● **Stored records**:
◇ ◇ ◇ ◇ ◇ ◇ ◇
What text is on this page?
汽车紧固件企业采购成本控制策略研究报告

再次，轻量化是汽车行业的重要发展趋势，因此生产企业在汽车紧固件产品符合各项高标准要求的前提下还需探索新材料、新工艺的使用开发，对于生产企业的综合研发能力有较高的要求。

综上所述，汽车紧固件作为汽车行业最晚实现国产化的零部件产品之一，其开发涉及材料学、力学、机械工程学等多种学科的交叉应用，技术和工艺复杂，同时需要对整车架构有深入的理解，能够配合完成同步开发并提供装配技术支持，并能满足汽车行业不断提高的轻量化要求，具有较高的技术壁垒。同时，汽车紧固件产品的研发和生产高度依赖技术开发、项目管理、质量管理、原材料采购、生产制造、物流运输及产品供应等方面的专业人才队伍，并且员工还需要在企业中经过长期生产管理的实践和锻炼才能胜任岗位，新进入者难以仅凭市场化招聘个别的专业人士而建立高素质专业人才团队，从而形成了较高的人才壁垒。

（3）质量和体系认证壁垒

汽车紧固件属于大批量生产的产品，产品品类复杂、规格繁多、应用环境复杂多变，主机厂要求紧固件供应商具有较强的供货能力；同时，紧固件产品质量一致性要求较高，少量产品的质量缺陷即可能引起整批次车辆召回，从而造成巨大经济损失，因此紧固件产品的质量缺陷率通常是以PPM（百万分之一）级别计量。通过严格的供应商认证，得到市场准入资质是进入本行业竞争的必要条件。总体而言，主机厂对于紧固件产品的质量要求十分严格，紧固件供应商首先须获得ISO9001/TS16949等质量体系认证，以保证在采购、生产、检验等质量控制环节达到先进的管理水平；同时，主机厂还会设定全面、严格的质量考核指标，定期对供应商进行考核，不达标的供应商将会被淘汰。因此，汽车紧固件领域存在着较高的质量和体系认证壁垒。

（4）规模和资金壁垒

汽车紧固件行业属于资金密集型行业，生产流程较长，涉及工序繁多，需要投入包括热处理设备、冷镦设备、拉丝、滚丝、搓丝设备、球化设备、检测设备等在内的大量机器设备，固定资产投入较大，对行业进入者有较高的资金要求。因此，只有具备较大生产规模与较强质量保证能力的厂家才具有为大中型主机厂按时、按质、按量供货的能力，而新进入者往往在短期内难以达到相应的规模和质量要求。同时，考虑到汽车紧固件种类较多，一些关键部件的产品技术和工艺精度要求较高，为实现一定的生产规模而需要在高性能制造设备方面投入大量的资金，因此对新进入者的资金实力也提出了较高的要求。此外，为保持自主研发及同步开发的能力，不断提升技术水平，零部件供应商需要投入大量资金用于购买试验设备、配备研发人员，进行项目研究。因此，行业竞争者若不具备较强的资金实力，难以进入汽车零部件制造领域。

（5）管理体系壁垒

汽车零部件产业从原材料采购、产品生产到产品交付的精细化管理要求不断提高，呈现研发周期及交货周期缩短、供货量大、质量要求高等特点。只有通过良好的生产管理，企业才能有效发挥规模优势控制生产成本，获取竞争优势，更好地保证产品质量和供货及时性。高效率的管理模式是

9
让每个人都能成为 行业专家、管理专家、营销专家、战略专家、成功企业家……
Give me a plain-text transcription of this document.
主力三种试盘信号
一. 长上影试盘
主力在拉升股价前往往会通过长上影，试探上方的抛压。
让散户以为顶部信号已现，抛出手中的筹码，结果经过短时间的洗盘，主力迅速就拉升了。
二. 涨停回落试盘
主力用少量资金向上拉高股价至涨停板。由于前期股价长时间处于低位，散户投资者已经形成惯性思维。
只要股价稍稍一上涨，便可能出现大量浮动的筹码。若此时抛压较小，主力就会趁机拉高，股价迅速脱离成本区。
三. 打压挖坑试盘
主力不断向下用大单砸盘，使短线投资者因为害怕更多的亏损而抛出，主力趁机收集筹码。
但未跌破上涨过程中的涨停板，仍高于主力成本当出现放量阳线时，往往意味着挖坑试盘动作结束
◇ ◇ ◇ ◇ ◇ ◇ ◇
● **Request**:
Return each line of the data exactly as written above.

● **Problem solution**:
What text is on this page?
汽车紧固件企业采购成本控制策略研究报告

再次，轻量化是汽车行业的重要发展趋势，因此生产企业在汽车紧固件产品符合各项高标准要求的前提下还需探索新材料、新工艺的使用开发，对于生产企业的综合研发能力有较高的要求。

综上所述，汽车紧固件作为汽车行业最晚实现国产化的零部件产品之一，其开发涉及材料学、力学、机械工程学等多种学科的交叉应用，技术和工艺复杂，同时需要对整车架构有深入的理解，能够配合完成同步开发并提供装配技术支持，并能满足汽车行业不断提高的轻量化要求，具有较高的技术壁垒。同时，汽车紧固件产品的研发和生产高度依赖技术开发、项目管理、质量管理、原材料采购、生产制造、物流运输及产品供应等方面的专业人才队伍，并且员工还需要在企业中经过长期生产管理的实践和锻炼才能胜任岗位，新进入者难以仅凭市场化招聘个别的专业人士而建立高素质专业人才团队，从而形成了较高的人才壁垒。

（3）质量和体系认证壁垒

汽车紧固件属于大批量生产的产品，产品品类复杂、规格繁多、应用环境复杂多变，主机厂要求紧固件供应商具有较强的供货能力；同时，紧固件产品质量一致性要求较高，少量产品的质量缺陷即可能引起整批次车辆召回，从而造成巨大经济损失，因此紧固件产品的质量缺陷率通常是以PPM（百万分之一）级别计量。通过严格的供应商认证，得到市场准入资质是进入本行业竞争的必要条件。总体而言，主机厂对于紧固件产品的质量要求十分严格，紧固件供应商首先须获得ISO9001/TS16949等质量体系认证，以保证在采购、生产、检验等质量控制环节达到先进的管理水平；同时，主机厂还会设定全面、严格的质量考核指标，定期对供应商进行考核，不达标的供应商将会被淘汰。因此，汽车紧固件领域存在着较高的质量和体系认证壁垒。

（4）规模和资金壁垒

汽车紧固件行业属于资金密集型行业，生产流程较长，涉及工序繁多，需要投入包括热处理设备、冷镦设备、拉丝、滚丝、搓丝设备、球化设备、检测设备等在内的大量机器设备，固定资产投入较大，对行业进入者有较高的资金要求。因此，只有具备较大生产规模与较强质量保证能力的厂家才具有为大中型主机厂按时、按质、按量供货的能力，而新进入者往往在短期内难以达到相应的规模和质量要求。同时，考虑到汽车紧固件种类较多，一些关键部件的产品技术和工艺精度要求较高，为实现一定的生产规模而需要在高性能制造设备方面投入大量的资金，因此对新进入者的资金实力也提出了较高的要求。此外，为保持自主研发及同步开发的能力，不断提升技术水平，零部件供应商需要投入大量资金用于购买试验设备、配备研发人员，进行项目研究。因此，行业竞争者若不具备较强的资金实力，难以进入汽车零部件制造领域。

（5）管理体系壁垒

汽车零部件产业从原材料采购、产品生产到产品交付的精细化管理要求不断提高，呈现研发周期及交货周期缩短、供货量大、质量要求高等特点。只有通过良好的生产管理，企业才能有效发挥规模优势控制生产成本，获取竞争优势，更好地保证产品质量和供货及时性。高效率的管理模式是

9
让每个人都能成为 行业专家、管理专家、营销专家、战略专家、成功企业家……
Give me a plain-text transcription of this document.
主力三种试盘信号
一. 长上影试盘
主力在拉升股价前往往会通过长上影，试探上方的抛压。
让散户以为顶部信号已现，抛出手中的筹码，结果经过短时间的洗盘，主力迅速就拉升了。
二. 涨停回落试盘
主力用少量资金向上拉高股价至涨停板。由于前期股价长时间处于低位，散户投资者已经形成惯性思维。
只要股价稍稍一上涨，便可能出现大量浮动的筹码。若此时抛压较小，主力就会趁机拉高，股价迅速脱离成本区。
三. 打压挖坑试盘
主力不断向下用大单砸盘，使短线投资者因为害怕更多的亏损而抛出，主力趁机收集筹码。
但未跌破上涨过程中的涨停板，仍高于主力成本当出现放量阳线时，往往意味着挖坑试盘动作结束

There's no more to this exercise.